**What the task requires:** Lines containing the word "under" are the ones to copy from the records below.

Data excerpts:
^^^^^^^^

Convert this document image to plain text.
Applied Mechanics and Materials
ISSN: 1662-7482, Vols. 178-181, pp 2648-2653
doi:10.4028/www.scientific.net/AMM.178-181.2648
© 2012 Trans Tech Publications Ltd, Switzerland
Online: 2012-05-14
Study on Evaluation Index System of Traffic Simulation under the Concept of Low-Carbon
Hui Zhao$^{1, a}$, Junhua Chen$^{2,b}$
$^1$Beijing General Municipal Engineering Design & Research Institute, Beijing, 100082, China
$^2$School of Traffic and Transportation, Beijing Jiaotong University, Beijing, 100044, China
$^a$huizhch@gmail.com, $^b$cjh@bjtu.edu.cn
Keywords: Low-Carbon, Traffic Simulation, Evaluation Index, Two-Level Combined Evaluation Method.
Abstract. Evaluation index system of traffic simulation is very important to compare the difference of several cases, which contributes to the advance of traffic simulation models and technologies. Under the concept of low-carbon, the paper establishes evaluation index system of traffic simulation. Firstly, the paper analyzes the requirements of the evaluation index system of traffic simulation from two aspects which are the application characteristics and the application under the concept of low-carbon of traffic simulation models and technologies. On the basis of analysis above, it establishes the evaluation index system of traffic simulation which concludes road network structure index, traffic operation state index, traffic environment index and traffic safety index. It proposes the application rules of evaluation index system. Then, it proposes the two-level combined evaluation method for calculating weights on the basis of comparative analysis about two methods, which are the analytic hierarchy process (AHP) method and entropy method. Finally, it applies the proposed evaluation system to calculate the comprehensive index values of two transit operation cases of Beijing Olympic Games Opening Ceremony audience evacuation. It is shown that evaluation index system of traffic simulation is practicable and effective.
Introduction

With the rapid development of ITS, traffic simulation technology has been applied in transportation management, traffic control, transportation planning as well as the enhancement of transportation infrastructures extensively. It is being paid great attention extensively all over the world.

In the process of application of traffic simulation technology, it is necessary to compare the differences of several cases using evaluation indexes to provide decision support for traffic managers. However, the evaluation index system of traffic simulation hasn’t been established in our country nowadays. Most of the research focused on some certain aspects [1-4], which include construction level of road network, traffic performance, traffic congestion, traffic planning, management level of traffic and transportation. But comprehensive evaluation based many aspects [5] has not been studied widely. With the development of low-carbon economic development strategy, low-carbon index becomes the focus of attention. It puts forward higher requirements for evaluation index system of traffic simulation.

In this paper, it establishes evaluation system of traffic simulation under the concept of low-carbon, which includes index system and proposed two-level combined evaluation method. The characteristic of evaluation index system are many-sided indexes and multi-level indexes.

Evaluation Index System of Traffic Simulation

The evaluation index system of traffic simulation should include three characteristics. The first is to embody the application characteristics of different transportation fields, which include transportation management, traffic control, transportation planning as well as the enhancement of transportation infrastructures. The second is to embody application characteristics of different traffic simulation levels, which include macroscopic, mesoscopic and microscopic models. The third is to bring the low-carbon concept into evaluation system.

^^^^^^^^

**Result of this exercise:**
Study on Evaluation Index System of Traffic Simulation under the Concept of Low-Carbon
Abstract. Evaluation index system of traffic simulation is very important to compare the difference of several cases, which contributes to the advance of traffic simulation models and technologies. Under the concept of low-carbon, the paper establishes evaluation index system of traffic simulation. Firstly, the paper analyzes the requirements of the evaluation index system of traffic simulation from two aspects which are the application characteristics and the application under the concept of low-carbon of traffic simulation models and technologies. On the basis of analysis above, it establishes the evaluation index system of traffic simulation which concludes road network structure index, traffic operation state index, traffic environment index and traffic safety index. It proposes the application rules of evaluation index system. Then, it proposes the two-level combined evaluation method for calculating weights on the basis of comparative analysis about two methods, which are the analytic hierarchy process (AHP) method and entropy method. Finally, it applies the proposed evaluation system to calculate the comprehensive index values of two transit operation cases of Beijing Olympic Games Opening Ceremony audience evacuation. It is shown that evaluation index system of traffic simulation is practicable and effective.
In this paper, it establishes evaluation system of traffic simulation under the concept of low-carbon, which includes index system and proposed two-level combined evaluation method. The characteristic of evaluation index system are many-sided indexes and multi-level indexes.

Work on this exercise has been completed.